━━ DATASET EXCERPTS

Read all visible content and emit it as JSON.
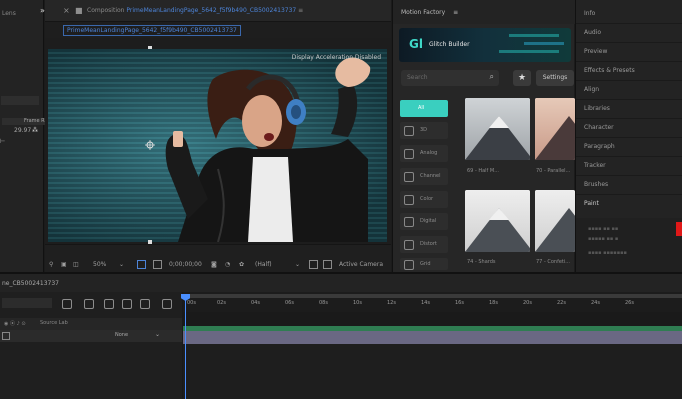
{
  "left_panel": {
    "title": "Lens",
    "field_a": "",
    "field_b": "29.97",
    "field_c": "Frame R."
  },
  "composition": {
    "header_text": "Composition",
    "comp_name": "PrimeMeanLandingPage_5642_f5f9b490_CB5002413737",
    "tab_label": "PrimeMeanLandingPage_5642_f5f9b490_CB5002413737",
    "overlay_text": "Display Acceleration Disabled",
    "zoom": "50%",
    "timecode": "0;00;00;00",
    "resolution": "(Half)",
    "camera": "Active Camera"
  },
  "motion_factory": {
    "title": "Motion Factory",
    "banner_logo": "Gl",
    "banner_name": "Glitch Builder",
    "search_placeholder": "Search",
    "settings_label": "Settings",
    "categories": [
      {
        "label": "All",
        "active": true
      },
      {
        "label": "3D"
      },
      {
        "label": "Analog"
      },
      {
        "label": "Channel"
      },
      {
        "label": "Color"
      },
      {
        "label": "Digital"
      },
      {
        "label": "Distort"
      },
      {
        "label": "Grid"
      }
    ],
    "thumbs": [
      {
        "label": "69 - Half M..."
      },
      {
        "label": "70 - Parallel..."
      },
      {
        "label": "74 - Shards"
      },
      {
        "label": "77 - Confeti..."
      }
    ]
  },
  "right_panel": {
    "items": [
      "Info",
      "Audio",
      "Preview",
      "Effects & Presets",
      "Align",
      "Libraries",
      "Character",
      "Paragraph",
      "Tracker",
      "Brushes",
      "Paint"
    ]
  },
  "timeline": {
    "comp_name": "ne_CB5002413737",
    "col_label": "Source Lab",
    "layer_mode": "None",
    "ticks": [
      "00s",
      "02s",
      "04s",
      "06s",
      "08s",
      "10s",
      "12s",
      "14s",
      "16s",
      "18s",
      "20s",
      "22s",
      "24s",
      "26s"
    ]
  },
  "colors": {
    "accent_blue": "#4d84d8",
    "teal": "#3acfbf",
    "track_green": "#2f7d52",
    "track_purple": "#6a6883",
    "paint_swatch": "#e01818"
  }
}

━━━━

OBJECTIVE
Without the pictures, extract every entry verbatim.

FINISHED TASK
Read all visible content and emit it as JSON.
{
  "left_panel": {
    "title": "Lens",
    "field_a": "",
    "field_b": "29.97",
    "field_c": "Frame R."
  },
  "composition": {
    "header_text": "Composition",
    "comp_name": "PrimeMeanLandingPage_5642_f5f9b490_CB5002413737",
    "tab_label": "PrimeMeanLandingPage_5642_f5f9b490_CB5002413737",
    "overlay_text": "Display Acceleration Disabled",
    "zoom": "50%",
    "timecode": "0;00;00;00",
    "resolution": "(Half)",
    "camera": "Active Camera"
  },
  "motion_factory": {
    "title": "Motion Factory",
    "banner_logo": "Gl",
    "banner_name": "Glitch Builder",
    "search_placeholder": "Search",
    "settings_label": "Settings",
    "categories": [
      {
        "label": "All",
        "active": true
      },
      {
        "label": "3D"
      },
      {
        "label": "Analog"
      },
      {
        "label": "Channel"
      },
      {
        "label": "Color"
      },
      {
        "label": "Digital"
      },
      {
        "label": "Distort"
      },
      {
        "label": "Grid"
      }
    ],
    "thumbs": [
      {
        "label": "69 - Half M..."
      },
      {
        "label": "70 - Parallel..."
      },
      {
        "label": "74 - Shards"
      },
      {
        "label": "77 - Confeti..."
      }
    ]
  },
  "right_panel": {
    "items": [
      "Info",
      "Audio",
      "Preview",
      "Effects & Presets",
      "Align",
      "Libraries",
      "Character",
      "Paragraph",
      "Tracker",
      "Brushes",
      "Paint"
    ]
  },
  "timeline": {
    "comp_name": "ne_CB5002413737",
    "col_label": "Source Lab",
    "layer_mode": "None",
    "ticks": [
      "00s",
      "02s",
      "04s",
      "06s",
      "08s",
      "10s",
      "12s",
      "14s",
      "16s",
      "18s",
      "20s",
      "22s",
      "24s",
      "26s"
    ]
  },
  "colors": {
    "accent_blue": "#4d84d8",
    "teal": "#3acfbf",
    "track_green": "#2f7d52",
    "track_purple": "#6a6883",
    "paint_swatch": "#e01818"
  }
}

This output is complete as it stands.